Instructions for the task. Take from the listing each line that has the string "Afternoon".
□ □ □ □ □ □ □
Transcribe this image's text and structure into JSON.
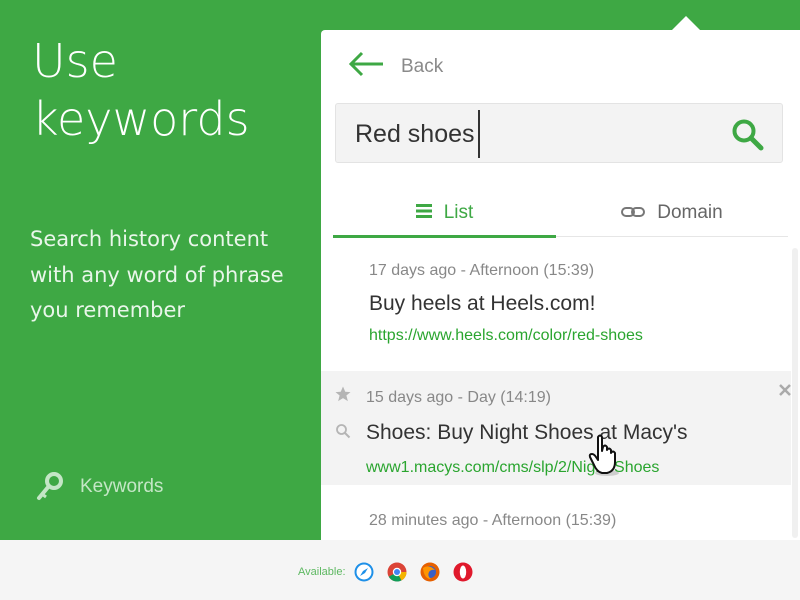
{
  "promo": {
    "title_line1": "Use",
    "title_line2": "keywords",
    "description": "Search history content with any word of phrase you remember",
    "feature_label": "Keywords"
  },
  "panel": {
    "back_label": "Back",
    "search": {
      "value": "Red shoes"
    },
    "tabs": [
      {
        "label": "List",
        "active": true
      },
      {
        "label": "Domain",
        "active": false
      }
    ],
    "items": [
      {
        "meta": "17 days ago - Afternoon (15:39)",
        "title": "Buy heels at Heels.com!",
        "url": "https://www.heels.com/color/red-shoes"
      },
      {
        "meta": "15 days ago - Day (14:19)",
        "title": "Shoes: Buy Night Shoes at Macy's",
        "url": "www1.macys.com/cms/slp/2/Night-Shoes"
      },
      {
        "meta": "28 minutes ago - Afternoon (15:39)"
      }
    ]
  },
  "footer": {
    "available_label": "Available:",
    "browsers": [
      "safari-icon",
      "chrome-icon",
      "firefox-icon",
      "opera-icon"
    ]
  },
  "colors": {
    "brand_green": "#3ea844",
    "link_green": "#2aa52f"
  }
}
□ □ □ □ □ □ □
Written answer.
        "meta": "17 days ago - Afternoon (15:39)",
        "meta": "28 minutes ago - Afternoon (15:39)"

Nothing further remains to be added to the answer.